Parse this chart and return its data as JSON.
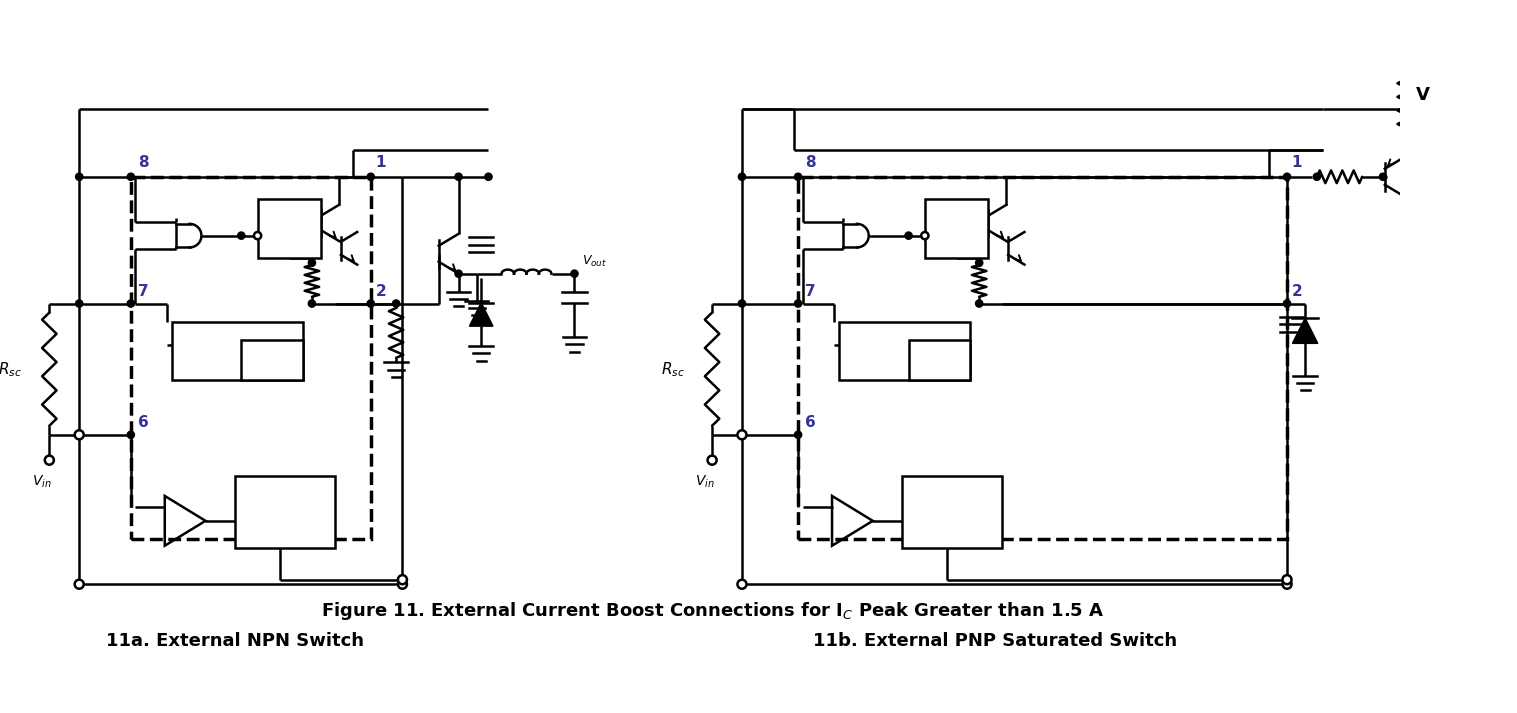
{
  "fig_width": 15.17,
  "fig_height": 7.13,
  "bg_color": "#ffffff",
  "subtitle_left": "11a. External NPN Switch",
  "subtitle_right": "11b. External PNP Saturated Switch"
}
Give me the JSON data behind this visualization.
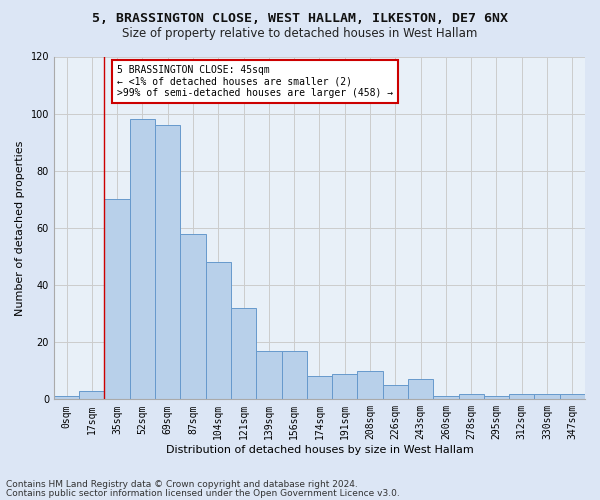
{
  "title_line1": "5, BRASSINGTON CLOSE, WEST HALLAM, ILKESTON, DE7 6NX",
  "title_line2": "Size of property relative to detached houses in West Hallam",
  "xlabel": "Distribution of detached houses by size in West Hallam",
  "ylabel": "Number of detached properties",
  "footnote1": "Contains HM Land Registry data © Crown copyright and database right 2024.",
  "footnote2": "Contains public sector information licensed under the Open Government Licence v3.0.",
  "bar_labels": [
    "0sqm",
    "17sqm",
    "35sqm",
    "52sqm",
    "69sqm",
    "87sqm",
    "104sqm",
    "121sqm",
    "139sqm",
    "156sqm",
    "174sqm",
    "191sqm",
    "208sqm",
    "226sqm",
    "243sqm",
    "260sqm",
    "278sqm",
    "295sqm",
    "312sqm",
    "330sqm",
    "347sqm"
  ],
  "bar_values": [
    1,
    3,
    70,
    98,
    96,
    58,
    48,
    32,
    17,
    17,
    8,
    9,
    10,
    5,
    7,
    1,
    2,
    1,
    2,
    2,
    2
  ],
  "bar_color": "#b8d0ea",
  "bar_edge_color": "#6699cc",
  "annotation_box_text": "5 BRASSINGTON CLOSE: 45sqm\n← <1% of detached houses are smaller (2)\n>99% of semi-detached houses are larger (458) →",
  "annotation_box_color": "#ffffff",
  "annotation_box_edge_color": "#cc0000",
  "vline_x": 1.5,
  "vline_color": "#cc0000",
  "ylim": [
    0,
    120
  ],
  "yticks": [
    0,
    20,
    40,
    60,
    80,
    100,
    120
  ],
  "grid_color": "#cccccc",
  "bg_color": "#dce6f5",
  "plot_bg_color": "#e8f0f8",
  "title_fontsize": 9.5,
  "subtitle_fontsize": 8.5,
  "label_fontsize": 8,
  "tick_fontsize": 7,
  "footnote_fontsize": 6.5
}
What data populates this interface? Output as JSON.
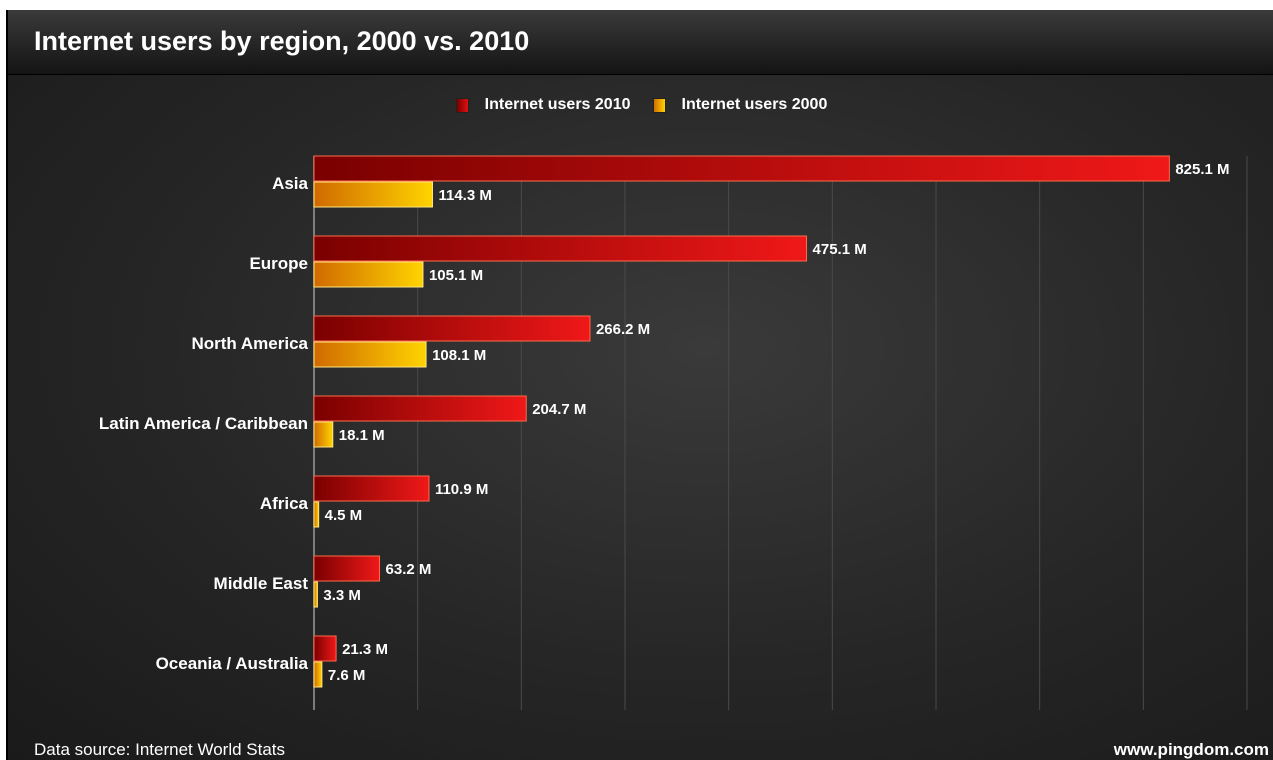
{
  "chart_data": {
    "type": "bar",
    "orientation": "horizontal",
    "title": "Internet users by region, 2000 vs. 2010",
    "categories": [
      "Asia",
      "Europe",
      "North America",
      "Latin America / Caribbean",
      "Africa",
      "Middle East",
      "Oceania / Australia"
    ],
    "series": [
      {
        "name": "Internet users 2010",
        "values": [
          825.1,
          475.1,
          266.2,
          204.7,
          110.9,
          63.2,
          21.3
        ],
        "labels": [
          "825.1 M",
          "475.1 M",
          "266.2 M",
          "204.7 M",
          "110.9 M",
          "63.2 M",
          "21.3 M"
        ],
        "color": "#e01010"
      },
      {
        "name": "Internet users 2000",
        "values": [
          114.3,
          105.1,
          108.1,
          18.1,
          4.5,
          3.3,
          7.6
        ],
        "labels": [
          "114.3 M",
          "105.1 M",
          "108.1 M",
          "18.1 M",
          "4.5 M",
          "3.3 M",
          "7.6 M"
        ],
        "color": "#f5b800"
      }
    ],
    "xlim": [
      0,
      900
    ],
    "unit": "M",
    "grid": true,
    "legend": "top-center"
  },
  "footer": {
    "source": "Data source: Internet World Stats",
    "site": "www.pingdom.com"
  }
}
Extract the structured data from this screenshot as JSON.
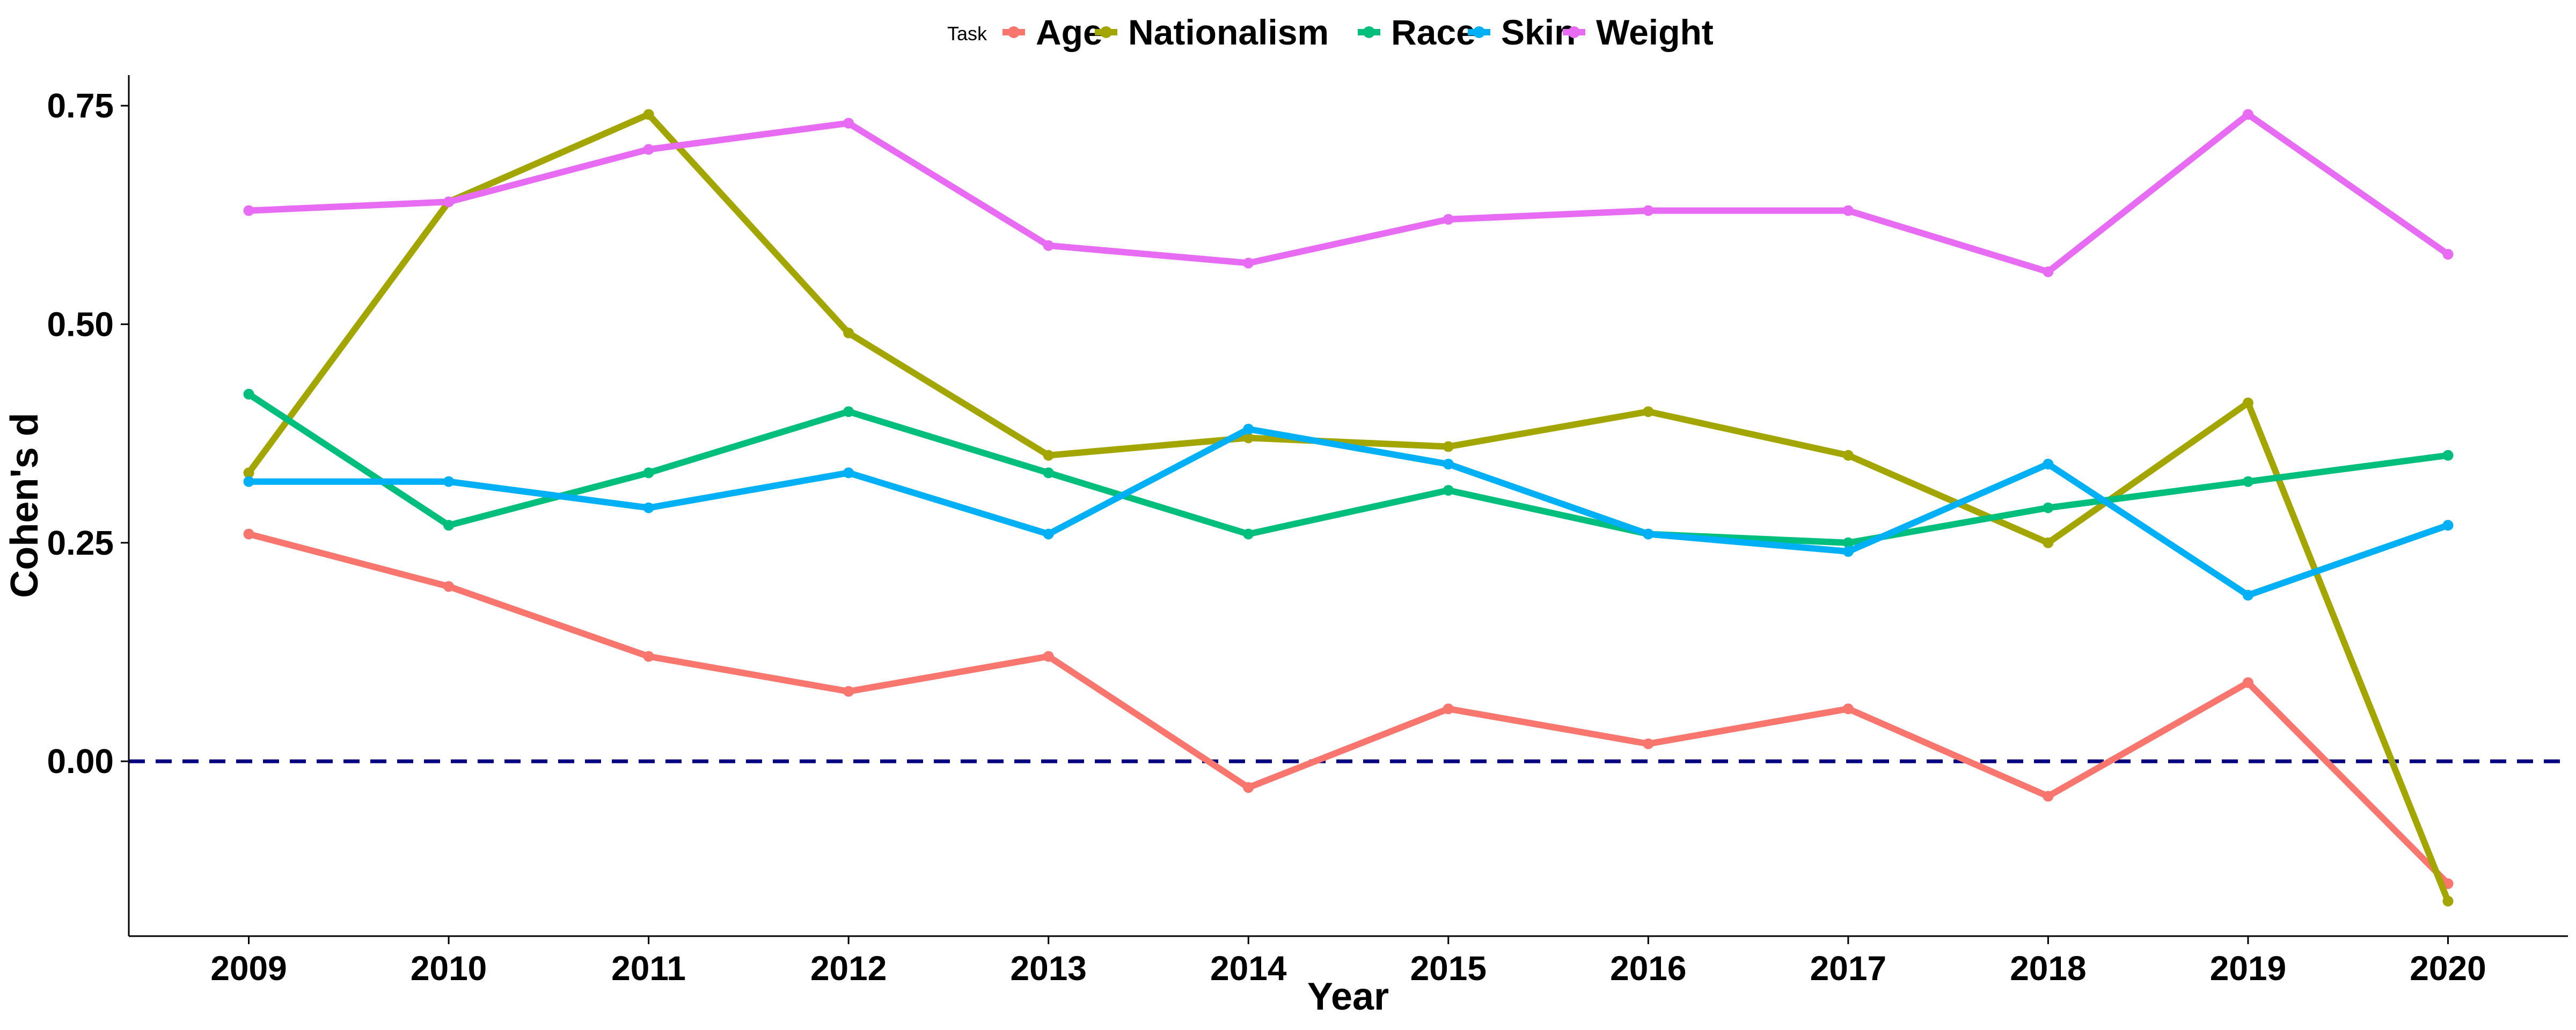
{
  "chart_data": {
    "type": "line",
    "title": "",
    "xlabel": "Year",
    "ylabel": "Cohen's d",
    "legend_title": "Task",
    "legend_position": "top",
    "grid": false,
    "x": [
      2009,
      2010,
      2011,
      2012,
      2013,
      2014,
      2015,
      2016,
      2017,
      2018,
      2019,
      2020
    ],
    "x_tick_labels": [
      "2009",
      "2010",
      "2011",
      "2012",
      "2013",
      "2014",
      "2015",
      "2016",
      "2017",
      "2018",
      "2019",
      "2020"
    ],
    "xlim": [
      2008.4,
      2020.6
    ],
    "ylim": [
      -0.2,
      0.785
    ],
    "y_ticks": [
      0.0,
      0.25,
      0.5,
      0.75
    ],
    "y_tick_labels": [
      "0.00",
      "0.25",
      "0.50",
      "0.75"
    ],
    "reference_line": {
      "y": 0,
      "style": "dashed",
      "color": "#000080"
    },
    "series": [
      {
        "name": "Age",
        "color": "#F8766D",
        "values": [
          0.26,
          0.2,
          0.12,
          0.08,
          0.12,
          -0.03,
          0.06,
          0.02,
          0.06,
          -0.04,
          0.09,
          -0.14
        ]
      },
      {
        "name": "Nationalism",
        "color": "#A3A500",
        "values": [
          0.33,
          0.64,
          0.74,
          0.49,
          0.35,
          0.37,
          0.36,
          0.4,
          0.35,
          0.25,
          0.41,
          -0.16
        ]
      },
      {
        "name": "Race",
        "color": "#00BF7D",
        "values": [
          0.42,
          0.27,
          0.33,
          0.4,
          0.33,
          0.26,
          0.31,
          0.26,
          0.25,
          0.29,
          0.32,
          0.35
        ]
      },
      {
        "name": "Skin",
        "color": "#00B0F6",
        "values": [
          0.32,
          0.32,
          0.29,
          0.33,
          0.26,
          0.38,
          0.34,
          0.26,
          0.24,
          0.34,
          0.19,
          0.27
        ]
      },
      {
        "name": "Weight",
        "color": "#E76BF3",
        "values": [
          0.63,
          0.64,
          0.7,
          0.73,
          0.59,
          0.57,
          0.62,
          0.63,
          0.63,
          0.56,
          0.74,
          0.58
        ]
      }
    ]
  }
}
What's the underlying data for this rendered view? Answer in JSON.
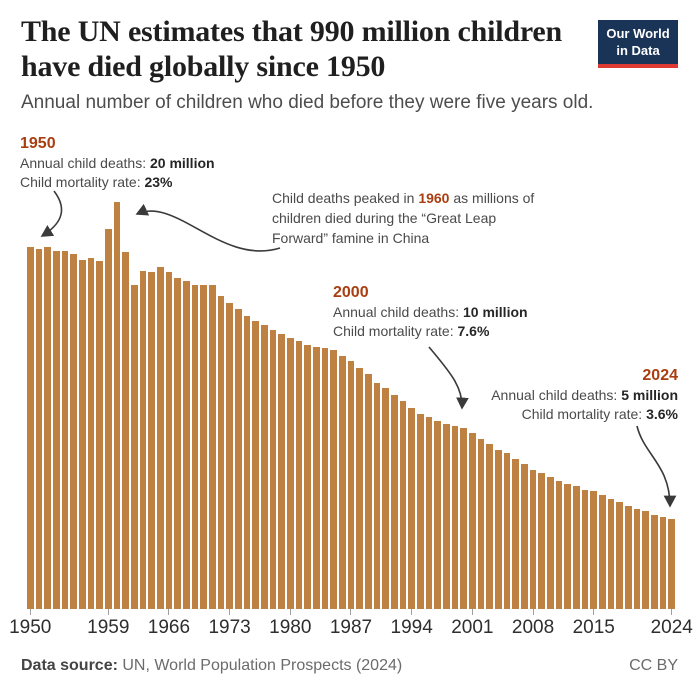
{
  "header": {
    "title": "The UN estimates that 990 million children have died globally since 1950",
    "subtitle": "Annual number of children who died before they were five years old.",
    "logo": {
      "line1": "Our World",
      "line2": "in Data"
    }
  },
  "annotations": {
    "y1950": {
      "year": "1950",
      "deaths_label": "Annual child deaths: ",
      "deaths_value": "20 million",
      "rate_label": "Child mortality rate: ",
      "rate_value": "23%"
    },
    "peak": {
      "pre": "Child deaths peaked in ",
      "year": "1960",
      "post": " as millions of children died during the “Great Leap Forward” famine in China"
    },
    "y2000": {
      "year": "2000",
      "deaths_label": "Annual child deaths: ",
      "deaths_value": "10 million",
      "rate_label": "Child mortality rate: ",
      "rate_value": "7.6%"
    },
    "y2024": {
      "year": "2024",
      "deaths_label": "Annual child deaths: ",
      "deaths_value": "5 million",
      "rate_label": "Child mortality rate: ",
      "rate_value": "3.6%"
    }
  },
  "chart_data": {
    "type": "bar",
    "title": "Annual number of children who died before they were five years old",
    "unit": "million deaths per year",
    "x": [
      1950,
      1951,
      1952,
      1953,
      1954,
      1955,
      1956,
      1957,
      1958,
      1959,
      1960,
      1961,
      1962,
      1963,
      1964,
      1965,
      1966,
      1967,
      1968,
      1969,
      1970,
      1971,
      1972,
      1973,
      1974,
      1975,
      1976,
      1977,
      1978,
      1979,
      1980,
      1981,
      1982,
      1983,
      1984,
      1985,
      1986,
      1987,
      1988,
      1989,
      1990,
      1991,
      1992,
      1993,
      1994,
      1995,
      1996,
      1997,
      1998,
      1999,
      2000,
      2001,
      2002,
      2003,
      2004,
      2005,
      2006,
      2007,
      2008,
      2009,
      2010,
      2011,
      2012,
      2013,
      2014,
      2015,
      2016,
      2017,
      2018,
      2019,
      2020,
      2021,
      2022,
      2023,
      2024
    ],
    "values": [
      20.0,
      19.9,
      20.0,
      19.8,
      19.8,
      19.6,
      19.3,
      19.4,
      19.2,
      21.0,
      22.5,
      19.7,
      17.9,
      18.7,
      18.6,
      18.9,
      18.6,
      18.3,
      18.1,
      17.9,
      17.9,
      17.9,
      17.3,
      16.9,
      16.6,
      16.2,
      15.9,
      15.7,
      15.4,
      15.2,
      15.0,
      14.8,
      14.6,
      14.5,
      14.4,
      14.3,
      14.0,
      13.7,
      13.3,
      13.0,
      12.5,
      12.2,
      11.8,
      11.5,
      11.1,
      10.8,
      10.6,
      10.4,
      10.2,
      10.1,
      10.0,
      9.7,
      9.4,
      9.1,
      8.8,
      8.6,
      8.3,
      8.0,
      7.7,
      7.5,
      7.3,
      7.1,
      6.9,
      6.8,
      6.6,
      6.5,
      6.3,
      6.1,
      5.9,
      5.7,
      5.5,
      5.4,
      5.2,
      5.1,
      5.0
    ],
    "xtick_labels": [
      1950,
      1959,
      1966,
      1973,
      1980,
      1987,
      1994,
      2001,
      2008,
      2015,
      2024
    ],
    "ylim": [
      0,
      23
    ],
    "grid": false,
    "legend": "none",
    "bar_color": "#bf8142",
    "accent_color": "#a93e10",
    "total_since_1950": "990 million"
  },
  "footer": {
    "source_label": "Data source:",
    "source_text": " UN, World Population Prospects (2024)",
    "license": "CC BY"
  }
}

——————————

_STATED EXERCISE_
Go through the records and show every line with the string "Contains" in it.

_WRITTEN RESPONSE_
  "footnote1": "Contains HM Land Registry data © Crown copyright and database right 2024.",
  "footnote2": "Contains public sector information licensed under the Open Government Licence v3.0.",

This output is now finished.